DIRECTIONS FOR THIS TASK → In the material below, find every line with "plain" and pull it out.

WORKING DATA →
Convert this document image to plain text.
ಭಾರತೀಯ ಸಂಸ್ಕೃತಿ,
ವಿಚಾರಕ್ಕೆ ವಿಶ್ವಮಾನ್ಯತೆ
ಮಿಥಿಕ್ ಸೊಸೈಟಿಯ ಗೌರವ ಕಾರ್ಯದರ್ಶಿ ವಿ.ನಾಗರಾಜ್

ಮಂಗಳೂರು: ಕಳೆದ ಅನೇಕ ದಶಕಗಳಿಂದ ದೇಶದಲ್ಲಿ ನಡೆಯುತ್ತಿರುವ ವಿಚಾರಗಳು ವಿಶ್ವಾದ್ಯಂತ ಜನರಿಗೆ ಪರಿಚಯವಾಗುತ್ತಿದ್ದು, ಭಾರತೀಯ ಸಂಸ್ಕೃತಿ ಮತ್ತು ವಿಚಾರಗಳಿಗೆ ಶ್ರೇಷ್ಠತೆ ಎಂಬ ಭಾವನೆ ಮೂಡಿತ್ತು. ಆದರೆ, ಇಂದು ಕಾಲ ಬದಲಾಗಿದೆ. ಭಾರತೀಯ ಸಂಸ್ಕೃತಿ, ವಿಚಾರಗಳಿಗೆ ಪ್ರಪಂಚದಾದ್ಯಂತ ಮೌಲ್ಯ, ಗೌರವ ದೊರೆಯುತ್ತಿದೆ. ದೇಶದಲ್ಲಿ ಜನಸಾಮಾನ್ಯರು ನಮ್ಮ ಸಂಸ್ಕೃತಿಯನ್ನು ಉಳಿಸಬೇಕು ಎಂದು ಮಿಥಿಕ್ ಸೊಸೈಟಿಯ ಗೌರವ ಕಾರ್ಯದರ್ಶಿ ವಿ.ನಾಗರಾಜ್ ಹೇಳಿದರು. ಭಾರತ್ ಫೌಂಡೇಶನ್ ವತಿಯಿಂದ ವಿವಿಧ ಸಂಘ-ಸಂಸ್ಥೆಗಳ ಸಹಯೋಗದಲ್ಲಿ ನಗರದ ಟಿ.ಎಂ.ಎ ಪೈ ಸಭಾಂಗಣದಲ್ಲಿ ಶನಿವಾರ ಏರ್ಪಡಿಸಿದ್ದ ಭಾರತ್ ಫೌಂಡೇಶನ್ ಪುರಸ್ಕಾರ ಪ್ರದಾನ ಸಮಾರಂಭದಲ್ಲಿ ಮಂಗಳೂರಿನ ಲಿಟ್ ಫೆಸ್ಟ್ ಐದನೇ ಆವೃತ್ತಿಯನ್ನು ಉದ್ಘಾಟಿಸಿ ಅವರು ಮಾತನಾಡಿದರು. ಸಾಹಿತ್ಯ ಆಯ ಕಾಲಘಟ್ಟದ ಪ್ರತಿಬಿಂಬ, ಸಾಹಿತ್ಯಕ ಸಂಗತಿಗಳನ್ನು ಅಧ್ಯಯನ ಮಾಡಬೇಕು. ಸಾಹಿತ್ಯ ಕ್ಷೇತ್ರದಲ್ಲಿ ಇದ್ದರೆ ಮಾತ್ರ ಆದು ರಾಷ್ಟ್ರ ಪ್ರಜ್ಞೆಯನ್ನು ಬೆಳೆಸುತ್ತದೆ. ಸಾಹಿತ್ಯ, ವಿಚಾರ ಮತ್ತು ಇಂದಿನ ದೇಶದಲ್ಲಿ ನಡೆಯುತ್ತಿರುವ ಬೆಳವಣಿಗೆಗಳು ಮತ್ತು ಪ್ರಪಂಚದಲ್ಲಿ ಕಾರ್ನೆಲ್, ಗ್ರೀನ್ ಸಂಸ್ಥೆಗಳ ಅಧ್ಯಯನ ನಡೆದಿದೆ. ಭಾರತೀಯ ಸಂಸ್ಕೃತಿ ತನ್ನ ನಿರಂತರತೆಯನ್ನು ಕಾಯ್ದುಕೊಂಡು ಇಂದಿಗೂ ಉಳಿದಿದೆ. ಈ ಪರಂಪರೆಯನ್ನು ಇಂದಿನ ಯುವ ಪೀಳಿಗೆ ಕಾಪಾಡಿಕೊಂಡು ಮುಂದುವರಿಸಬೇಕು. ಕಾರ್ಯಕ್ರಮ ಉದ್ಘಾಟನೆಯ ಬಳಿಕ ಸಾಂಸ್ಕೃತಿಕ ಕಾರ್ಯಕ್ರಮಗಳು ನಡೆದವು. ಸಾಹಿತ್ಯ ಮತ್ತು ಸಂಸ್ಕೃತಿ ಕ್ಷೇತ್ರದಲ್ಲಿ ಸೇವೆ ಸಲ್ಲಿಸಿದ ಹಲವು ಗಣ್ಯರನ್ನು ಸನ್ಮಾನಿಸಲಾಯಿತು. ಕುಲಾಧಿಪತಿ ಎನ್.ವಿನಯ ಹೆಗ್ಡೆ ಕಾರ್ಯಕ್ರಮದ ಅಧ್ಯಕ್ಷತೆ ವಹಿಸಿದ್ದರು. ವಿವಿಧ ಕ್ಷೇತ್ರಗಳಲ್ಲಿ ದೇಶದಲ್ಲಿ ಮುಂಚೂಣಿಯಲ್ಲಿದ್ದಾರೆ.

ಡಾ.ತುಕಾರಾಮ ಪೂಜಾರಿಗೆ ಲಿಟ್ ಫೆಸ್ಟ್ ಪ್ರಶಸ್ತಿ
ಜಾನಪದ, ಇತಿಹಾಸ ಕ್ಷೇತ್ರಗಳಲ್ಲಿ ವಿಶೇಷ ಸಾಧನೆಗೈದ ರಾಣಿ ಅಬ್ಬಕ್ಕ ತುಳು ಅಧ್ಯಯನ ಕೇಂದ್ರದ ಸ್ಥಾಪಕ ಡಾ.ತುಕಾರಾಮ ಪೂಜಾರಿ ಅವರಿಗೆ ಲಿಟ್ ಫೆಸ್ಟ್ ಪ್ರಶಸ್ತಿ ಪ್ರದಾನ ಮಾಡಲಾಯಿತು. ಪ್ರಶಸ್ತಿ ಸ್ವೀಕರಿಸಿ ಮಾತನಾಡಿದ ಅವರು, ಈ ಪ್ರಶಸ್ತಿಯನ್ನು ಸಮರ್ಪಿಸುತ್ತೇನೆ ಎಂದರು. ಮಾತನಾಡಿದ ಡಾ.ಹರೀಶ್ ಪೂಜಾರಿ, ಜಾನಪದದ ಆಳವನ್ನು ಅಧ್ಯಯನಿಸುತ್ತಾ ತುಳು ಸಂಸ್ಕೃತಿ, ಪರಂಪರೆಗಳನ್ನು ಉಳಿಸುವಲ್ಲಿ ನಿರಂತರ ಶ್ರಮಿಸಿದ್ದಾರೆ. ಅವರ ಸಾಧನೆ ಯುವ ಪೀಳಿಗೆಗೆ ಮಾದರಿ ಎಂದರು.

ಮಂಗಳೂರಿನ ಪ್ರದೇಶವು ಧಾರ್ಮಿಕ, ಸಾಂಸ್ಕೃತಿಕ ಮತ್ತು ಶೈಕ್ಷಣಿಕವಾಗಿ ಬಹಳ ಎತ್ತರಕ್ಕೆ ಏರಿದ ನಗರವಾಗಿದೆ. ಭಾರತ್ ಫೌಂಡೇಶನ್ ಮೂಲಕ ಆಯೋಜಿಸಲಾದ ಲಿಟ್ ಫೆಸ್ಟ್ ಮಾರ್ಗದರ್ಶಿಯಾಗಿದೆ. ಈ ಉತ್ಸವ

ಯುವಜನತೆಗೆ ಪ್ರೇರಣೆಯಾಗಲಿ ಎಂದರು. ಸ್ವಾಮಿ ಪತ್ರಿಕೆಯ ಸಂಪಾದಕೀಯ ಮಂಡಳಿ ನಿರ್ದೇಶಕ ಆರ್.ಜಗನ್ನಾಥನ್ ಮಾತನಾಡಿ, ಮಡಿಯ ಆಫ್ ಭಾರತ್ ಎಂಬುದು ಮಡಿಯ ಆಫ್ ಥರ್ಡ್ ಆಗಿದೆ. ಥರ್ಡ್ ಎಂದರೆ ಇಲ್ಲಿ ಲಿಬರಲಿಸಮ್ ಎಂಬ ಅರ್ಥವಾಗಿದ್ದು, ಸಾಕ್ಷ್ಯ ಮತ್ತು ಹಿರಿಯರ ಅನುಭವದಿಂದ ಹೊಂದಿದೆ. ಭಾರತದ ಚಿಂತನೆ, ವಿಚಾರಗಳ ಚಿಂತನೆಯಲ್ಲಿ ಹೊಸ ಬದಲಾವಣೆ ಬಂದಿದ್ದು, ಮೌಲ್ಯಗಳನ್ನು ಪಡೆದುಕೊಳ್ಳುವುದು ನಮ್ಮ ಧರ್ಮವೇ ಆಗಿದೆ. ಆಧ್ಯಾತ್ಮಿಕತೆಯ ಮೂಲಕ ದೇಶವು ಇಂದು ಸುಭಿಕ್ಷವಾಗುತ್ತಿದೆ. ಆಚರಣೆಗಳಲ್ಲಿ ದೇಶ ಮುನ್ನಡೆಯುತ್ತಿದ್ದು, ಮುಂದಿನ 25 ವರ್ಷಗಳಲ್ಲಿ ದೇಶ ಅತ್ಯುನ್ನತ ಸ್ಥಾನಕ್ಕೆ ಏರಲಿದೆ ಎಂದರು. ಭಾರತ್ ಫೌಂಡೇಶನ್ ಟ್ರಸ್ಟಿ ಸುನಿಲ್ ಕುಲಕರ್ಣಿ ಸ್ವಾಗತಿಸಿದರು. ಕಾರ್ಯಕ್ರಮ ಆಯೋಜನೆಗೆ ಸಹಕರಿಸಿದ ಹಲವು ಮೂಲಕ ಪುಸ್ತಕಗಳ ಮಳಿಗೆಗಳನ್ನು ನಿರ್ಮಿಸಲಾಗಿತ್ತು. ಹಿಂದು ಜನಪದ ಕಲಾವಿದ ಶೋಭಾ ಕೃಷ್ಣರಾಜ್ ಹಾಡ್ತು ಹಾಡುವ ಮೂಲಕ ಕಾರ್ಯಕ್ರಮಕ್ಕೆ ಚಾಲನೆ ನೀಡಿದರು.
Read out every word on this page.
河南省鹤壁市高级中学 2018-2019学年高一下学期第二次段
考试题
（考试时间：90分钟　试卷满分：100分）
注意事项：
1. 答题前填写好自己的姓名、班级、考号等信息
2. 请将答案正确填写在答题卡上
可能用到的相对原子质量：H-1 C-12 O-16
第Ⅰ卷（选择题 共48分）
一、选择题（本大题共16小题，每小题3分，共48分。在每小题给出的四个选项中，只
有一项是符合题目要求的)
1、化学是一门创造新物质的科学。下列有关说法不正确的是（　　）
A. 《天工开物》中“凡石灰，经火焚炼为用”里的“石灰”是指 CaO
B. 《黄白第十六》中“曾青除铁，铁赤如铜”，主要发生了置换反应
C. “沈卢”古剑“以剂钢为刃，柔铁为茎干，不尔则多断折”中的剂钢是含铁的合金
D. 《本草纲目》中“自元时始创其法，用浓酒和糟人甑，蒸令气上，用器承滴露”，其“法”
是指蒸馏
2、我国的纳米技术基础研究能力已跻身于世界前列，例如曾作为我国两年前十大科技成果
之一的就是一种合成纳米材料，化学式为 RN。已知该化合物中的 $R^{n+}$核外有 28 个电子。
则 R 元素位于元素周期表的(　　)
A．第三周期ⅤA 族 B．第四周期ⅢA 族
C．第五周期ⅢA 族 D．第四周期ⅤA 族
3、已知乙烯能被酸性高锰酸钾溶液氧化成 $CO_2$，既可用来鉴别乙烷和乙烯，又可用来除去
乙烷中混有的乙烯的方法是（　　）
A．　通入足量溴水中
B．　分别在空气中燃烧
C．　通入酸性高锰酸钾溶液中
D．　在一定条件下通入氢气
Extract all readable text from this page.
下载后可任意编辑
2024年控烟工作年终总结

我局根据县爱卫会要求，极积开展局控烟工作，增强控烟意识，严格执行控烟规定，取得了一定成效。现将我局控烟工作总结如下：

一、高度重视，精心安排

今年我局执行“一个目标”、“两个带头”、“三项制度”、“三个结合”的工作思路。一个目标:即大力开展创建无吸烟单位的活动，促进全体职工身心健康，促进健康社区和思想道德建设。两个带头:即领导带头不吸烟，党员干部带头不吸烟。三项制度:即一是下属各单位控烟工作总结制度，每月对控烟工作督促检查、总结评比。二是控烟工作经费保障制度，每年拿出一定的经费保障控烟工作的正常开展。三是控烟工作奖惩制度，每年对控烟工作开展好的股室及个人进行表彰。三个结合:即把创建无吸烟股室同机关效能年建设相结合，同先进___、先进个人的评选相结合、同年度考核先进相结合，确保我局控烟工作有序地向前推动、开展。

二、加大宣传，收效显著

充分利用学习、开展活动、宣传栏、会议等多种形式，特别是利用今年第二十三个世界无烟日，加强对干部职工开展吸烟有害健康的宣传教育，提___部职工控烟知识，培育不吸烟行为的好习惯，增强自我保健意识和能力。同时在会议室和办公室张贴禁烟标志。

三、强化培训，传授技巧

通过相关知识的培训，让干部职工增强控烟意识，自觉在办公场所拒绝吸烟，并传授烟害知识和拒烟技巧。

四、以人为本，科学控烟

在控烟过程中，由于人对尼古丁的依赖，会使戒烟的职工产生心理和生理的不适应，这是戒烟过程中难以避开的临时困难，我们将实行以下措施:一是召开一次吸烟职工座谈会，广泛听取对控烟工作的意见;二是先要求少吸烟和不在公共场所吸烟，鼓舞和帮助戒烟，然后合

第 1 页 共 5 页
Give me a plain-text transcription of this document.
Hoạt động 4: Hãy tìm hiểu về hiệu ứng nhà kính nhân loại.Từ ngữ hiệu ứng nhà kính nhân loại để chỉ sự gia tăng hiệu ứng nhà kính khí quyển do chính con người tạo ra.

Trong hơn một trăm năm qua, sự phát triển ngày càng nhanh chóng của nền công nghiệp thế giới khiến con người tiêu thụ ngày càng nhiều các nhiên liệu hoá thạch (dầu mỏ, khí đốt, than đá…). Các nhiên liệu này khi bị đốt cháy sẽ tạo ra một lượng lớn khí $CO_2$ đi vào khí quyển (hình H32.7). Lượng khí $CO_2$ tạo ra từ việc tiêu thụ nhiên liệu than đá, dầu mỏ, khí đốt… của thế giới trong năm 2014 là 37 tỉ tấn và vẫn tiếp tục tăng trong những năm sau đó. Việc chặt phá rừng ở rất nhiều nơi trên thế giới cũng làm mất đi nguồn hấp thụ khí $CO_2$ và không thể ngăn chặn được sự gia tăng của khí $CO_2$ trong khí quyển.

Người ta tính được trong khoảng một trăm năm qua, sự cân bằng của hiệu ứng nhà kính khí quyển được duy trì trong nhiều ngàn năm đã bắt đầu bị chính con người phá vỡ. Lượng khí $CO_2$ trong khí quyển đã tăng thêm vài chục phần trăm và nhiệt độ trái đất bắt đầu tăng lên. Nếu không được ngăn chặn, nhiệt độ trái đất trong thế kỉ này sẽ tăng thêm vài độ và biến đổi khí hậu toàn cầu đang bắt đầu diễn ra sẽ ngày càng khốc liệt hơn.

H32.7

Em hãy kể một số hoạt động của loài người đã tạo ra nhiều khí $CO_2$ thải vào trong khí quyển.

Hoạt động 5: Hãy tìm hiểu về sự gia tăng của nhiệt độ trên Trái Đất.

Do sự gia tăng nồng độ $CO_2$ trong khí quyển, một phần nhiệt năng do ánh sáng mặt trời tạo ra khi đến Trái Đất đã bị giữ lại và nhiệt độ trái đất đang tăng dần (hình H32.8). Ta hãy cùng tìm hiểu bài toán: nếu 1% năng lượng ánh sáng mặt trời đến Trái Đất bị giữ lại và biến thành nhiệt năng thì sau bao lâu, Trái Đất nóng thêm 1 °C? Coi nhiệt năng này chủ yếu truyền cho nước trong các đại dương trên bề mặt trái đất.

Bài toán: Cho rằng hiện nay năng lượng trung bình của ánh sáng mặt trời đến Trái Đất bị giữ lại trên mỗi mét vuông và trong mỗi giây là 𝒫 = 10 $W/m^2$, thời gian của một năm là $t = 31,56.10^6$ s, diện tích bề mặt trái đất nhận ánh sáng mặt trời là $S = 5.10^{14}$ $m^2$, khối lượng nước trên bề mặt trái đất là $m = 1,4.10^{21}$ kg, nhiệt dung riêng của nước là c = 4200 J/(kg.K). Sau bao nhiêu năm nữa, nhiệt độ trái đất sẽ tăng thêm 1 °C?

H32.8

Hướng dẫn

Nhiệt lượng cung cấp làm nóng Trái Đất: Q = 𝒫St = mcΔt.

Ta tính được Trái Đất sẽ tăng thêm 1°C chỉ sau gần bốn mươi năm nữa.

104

SOLUTION TO THIS TASK →
Convert this document image to plain text.
Give me a plain-text transcription of this document.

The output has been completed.